_REQUIREMENTS_
1: According to the turkey hunting story, where did the narrator go to hunt turkey?
2: Turn the records, from their first line through the line containing "x-tick-label: 0.00 [336, 668, 372, 704]", into a Markdown table with two columns, Row and Line, where Row numbers each line.

_DOCUMENT EXCERPT_
My (should have been) first turkey happened on my very first turkey season back in 93 or 94. I didnt get the bird but I did gain another addiction for life. Went down to Switzerland County in Southern Indiana with a couple buddies to hunt turkey. The first day of Spring season was spent with my "supposedly" expert turkey hunting buddy "Bo" who I later found out never killed a turkey in his life...and I soon found out why. He couldnt stay in one spot for more than 30 minutes. I dont know how many turkeys he spooked after calling them in only to get up and try to "put the sneak on em".

The second day I decided to go out on my own. I set up at the edge of a picked bean field in a depression with my back to a fallen tree. I had picked this spot cause from the field you could only see a person sitting here from the shoulders up. Figured this would cut down on the turkey spotting any movement. I got settled in and sent out a few yelps, and got back a booming gobble from another small patch of woods off to my right.

_INPUT_
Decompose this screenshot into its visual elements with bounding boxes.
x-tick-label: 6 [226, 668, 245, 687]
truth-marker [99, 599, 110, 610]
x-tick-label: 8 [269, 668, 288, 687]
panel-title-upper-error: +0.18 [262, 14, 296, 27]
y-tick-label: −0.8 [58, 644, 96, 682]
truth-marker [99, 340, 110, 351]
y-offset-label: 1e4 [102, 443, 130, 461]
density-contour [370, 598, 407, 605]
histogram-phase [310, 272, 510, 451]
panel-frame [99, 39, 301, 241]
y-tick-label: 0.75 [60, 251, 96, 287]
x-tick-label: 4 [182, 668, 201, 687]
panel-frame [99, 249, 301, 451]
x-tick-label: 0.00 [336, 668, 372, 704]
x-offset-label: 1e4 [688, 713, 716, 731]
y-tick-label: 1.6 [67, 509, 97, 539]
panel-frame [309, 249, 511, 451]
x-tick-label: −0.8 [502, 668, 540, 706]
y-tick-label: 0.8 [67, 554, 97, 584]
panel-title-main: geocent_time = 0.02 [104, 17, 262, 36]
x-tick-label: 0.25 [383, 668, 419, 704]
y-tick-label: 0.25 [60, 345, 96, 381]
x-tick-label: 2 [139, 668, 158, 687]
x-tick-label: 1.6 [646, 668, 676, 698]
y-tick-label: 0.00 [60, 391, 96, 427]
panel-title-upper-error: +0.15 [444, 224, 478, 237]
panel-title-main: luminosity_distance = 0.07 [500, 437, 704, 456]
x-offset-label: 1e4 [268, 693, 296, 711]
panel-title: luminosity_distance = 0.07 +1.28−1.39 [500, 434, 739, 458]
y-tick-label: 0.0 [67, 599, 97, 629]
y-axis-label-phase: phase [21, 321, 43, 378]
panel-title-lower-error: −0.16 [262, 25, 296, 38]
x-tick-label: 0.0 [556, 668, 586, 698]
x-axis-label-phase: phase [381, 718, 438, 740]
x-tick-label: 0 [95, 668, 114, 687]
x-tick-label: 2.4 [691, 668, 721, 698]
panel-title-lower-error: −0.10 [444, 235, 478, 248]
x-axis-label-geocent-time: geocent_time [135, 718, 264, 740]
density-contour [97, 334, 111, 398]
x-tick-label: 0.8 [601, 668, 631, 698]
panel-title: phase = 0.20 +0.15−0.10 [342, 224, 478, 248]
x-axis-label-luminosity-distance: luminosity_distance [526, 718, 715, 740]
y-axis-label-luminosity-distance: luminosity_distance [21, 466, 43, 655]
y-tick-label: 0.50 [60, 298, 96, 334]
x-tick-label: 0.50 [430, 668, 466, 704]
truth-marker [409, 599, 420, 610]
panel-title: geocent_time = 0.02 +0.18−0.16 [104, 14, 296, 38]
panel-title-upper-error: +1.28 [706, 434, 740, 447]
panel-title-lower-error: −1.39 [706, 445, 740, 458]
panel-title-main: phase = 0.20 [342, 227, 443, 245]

_PER-TASK OUTPUTS_
1: Switzerland County in Southern Indiana.

2:
| Row | Line |
|---|---|
| 1 | Decompose this screenshot into its visual elements with bounding boxes. |
| 2 | x-tick-label: 6 [226, 668, 245, 687] |
| 3 | truth-marker [99, 599, 110, 610] |
| 4 | x-tick-label: 8 [269, 668, 288, 687] |
| 5 | panel-title-upper-error: +0.18 [262, 14, 296, 27] |
| 6 | y-tick-label: −0.8 [58, 644, 96, 682] |
| 7 | truth-marker [99, 340, 110, 351] |
| 8 | y-offset-label: 1e4 [102, 443, 130, 461] |
| 9 | density-contour [370, 598, 407, 605] |
| 10 | histogram-phase [310, 272, 510, 451] |
| 11 | panel-frame [99, 39, 301, 241] |
| 12 | y-tick-label: 0.75 [60, 251, 96, 287] |
| 13 | x-tick-label: 4 [182, 668, 201, 687] |
| 14 | panel-frame [99, 249, 301, 451] |
| 15 | x-tick-label: 0.00 [336, 668, 372, 704] |